■ **AIM OF THE EXERCISE**
Repeat the lines below exactly as they appear, but leave out the images.

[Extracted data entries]
· · · ·
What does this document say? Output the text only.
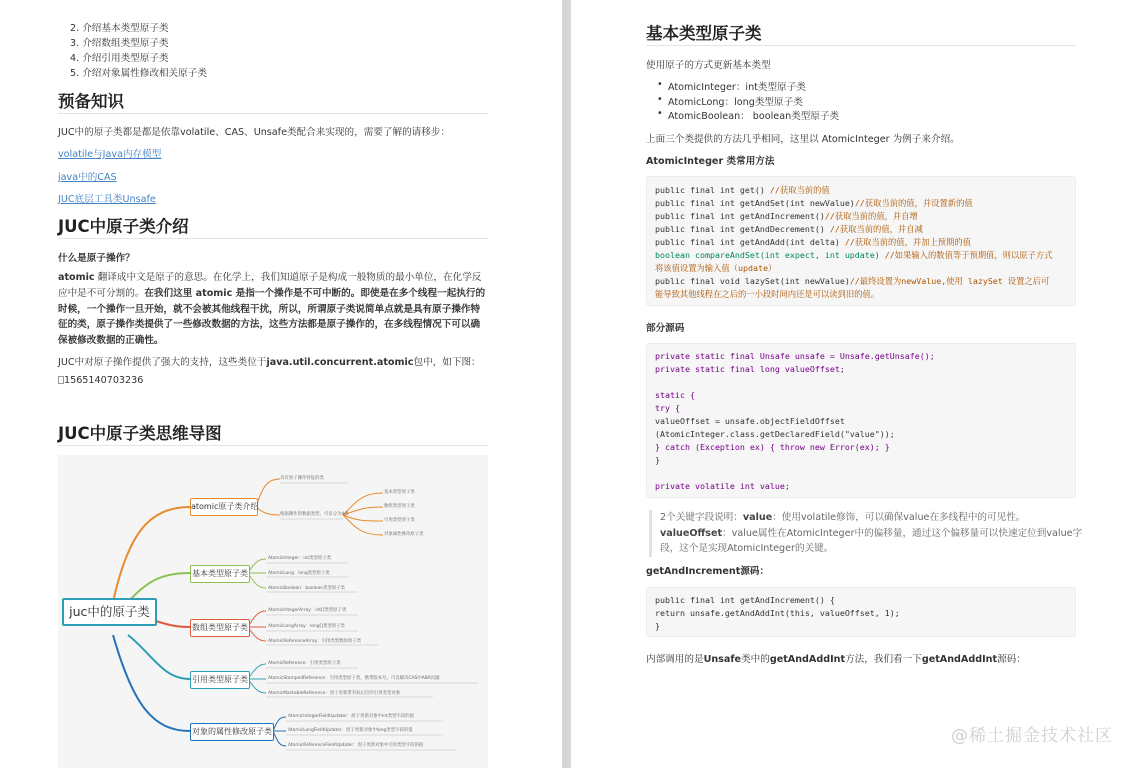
2. 介绍基本类型原子类
3. 介绍数组类型原子类
4. 介绍引用类型原子类
5. 介绍对象属性修改相关原子类
预备知识
JUC中的原子类都是都是依靠volatile、CAS、Unsafe类配合来实现的，需要了解的请移步：
volatile与Java内存模型
java中的CAS
JUC底层工具类Unsafe
JUC中原子类介绍
什么是原子操作？
atomic 翻译成中文是原子的意思。在化学上，我们知道原子是构成一般物质的最小单位，在化学反应中是不可分割的。在我们这里 atomic 是指一个操作是不可中断的。即使是在多个线程一起执行的时候，一个操作一旦开始，就不会被其他线程干扰，所以，所谓原子类说简单点就是具有原子操作特征的类，原子操作类提供了一些修改数据的方法，这些方法都是原子操作的，在多线程情况下可以确保被修改数据的正确性。
JUC中对原子操作提供了强大的支持，这些类位于java.util.concurrent.atomic包中，如下图：
1565140703236
JUC中原子类思维导图
juc中的原子类
atomic原子类介绍
具有原子操作特征的类
根据操作的数据类型，可以分为4类
基本类型原子类
数组类型原子类
引用类型原子类
对象属性修改原子类
基本类型原子类
AtomicInteger：int类型原子类
AtomicLong：long类型原子类
AtomicBoolean：boolean类型原子类
数组类型原子类
AtomicIntegerArray：int[]类型原子类
AtomicLongArray：long[]类型原子类
AtomicReferenceArray：引用类型数组原子类
引用类型原子类
AtomicReference：引用类型原子类
AtomicStampedReference：引用类型原子类，携带版本号，可以解决CAS中ABA问题
AtomicMarkableReference：原子更新带有标记位的引用类型对象
对象的属性修改原子类
AtomicIntegerFieldUpdater：原子更新对象中int类型字段的值
AtomicLongFieldUpdater：原子更新对象中long类型字段的值
AtomicReferenceFieldUpdater：原子更新对象中引用类型字段的值
基本类型原子类
使用原子的方式更新基本类型
• AtomicInteger：int类型原子类
• AtomicLong：long类型原子类
• AtomicBoolean： boolean类型原子类
上面三个类提供的方法几乎相同，这里以 AtomicInteger 为例子来介绍。
AtomicInteger 类常用方法
public final int get() //获取当前的值
public final int getAndSet(int newValue)//获取当前的值，并设置新的值
public final int getAndIncrement()//获取当前的值，并自增
public final int getAndDecrement() //获取当前的值，并自减
public final int getAndAdd(int delta) //获取当前的值，并加上预期的值
boolean compareAndSet(int expect, int update) //如果输入的数值等于预期值，则以原子方式
将该值设置为输入值（update）
public final void lazySet(int newValue)//最终设置为newValue,使用 lazySet 设置之后可
能导致其他线程在之后的一小段时间内还是可以读到旧的值。
部分源码
private static final Unsafe unsafe = Unsafe.getUnsafe();
private static final long valueOffset;
static {
try {
valueOffset = unsafe.objectFieldOffset
(AtomicInteger.class.getDeclaredField("value"));
} catch (Exception ex) { throw new Error(ex); }
}
private volatile int value;
2个关键字段说明：value：使用volatile修饰，可以确保value在多线程中的可见性。
valueOffset：value属性在AtomicInteger中的偏移量，通过这个偏移量可以快速定位到value字
段，这个是实现AtomicInteger的关键。
getAndIncrement源码：
public final int getAndIncrement() {
return unsafe.getAndAddInt(this, valueOffset, 1);
}
内部调用的是Unsafe类中的getAndAddInt方法，我们看一下getAndAddInt源码：
@稀土掘金技术社区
· · · ·
■ **RESPONSE TO THE TASK**
What does this document say? Output the text only.
2. 介绍基本类型原子类
3. 介绍数组类型原子类
4. 介绍引用类型原子类
5. 介绍对象属性修改相关原子类
预备知识
JUC中的原子类都是都是依靠volatile、CAS、Unsafe类配合来实现的，需要了解的请移步：
volatile与Java内存模型
java中的CAS
JUC底层工具类Unsafe
JUC中原子类介绍
什么是原子操作？
atomic 翻译成中文是原子的意思。在化学上，我们知道原子是构成一般物质的最小单位，在化学反应中是不可分割的。在我们这里 atomic 是指一个操作是不可中断的。即使是在多个线程一起执行的时候，一个操作一旦开始，就不会被其他线程干扰，所以，所谓原子类说简单点就是具有原子操作特征的类，原子操作类提供了一些修改数据的方法，这些方法都是原子操作的，在多线程情况下可以确保被修改数据的正确性。
JUC中对原子操作提供了强大的支持，这些类位于java.util.concurrent.atomic包中，如下图：
1565140703236
JUC中原子类思维导图
juc中的原子类
atomic原子类介绍
具有原子操作特征的类
根据操作的数据类型，可以分为4类
基本类型原子类
数组类型原子类
引用类型原子类
对象属性修改原子类
基本类型原子类
AtomicInteger：int类型原子类
AtomicLong：long类型原子类
AtomicBoolean：boolean类型原子类
数组类型原子类
AtomicIntegerArray：int[]类型原子类
AtomicLongArray：long[]类型原子类
AtomicReferenceArray：引用类型数组原子类
引用类型原子类
AtomicReference：引用类型原子类
AtomicStampedReference：引用类型原子类，携带版本号，可以解决CAS中ABA问题
AtomicMarkableReference：原子更新带有标记位的引用类型对象
对象的属性修改原子类
AtomicIntegerFieldUpdater：原子更新对象中int类型字段的值
AtomicLongFieldUpdater：原子更新对象中long类型字段的值
AtomicReferenceFieldUpdater：原子更新对象中引用类型字段的值
基本类型原子类
使用原子的方式更新基本类型
• AtomicInteger：int类型原子类
• AtomicLong：long类型原子类
• AtomicBoolean： boolean类型原子类
上面三个类提供的方法几乎相同，这里以 AtomicInteger 为例子来介绍。
AtomicInteger 类常用方法
public final int get() //获取当前的值
public final int getAndSet(int newValue)//获取当前的值，并设置新的值
public final int getAndIncrement()//获取当前的值，并自增
public final int getAndDecrement() //获取当前的值，并自减
public final int getAndAdd(int delta) //获取当前的值，并加上预期的值
boolean compareAndSet(int expect, int update) //如果输入的数值等于预期值，则以原子方式
将该值设置为输入值（update）
public final void lazySet(int newValue)//最终设置为newValue,使用 lazySet 设置之后可
能导致其他线程在之后的一小段时间内还是可以读到旧的值。
部分源码
private static final Unsafe unsafe = Unsafe.getUnsafe();
private static final long valueOffset;
static {
try {
valueOffset = unsafe.objectFieldOffset
(AtomicInteger.class.getDeclaredField("value"));
} catch (Exception ex) { throw new Error(ex); }
}
private volatile int value;
2个关键字段说明：value：使用volatile修饰，可以确保value在多线程中的可见性。
valueOffset：value属性在AtomicInteger中的偏移量，通过这个偏移量可以快速定位到value字
段，这个是实现AtomicInteger的关键。
getAndIncrement源码：
public final int getAndIncrement() {
return unsafe.getAndAddInt(this, valueOffset, 1);
}
内部调用的是Unsafe类中的getAndAddInt方法，我们看一下getAndAddInt源码：
@稀土掘金技术社区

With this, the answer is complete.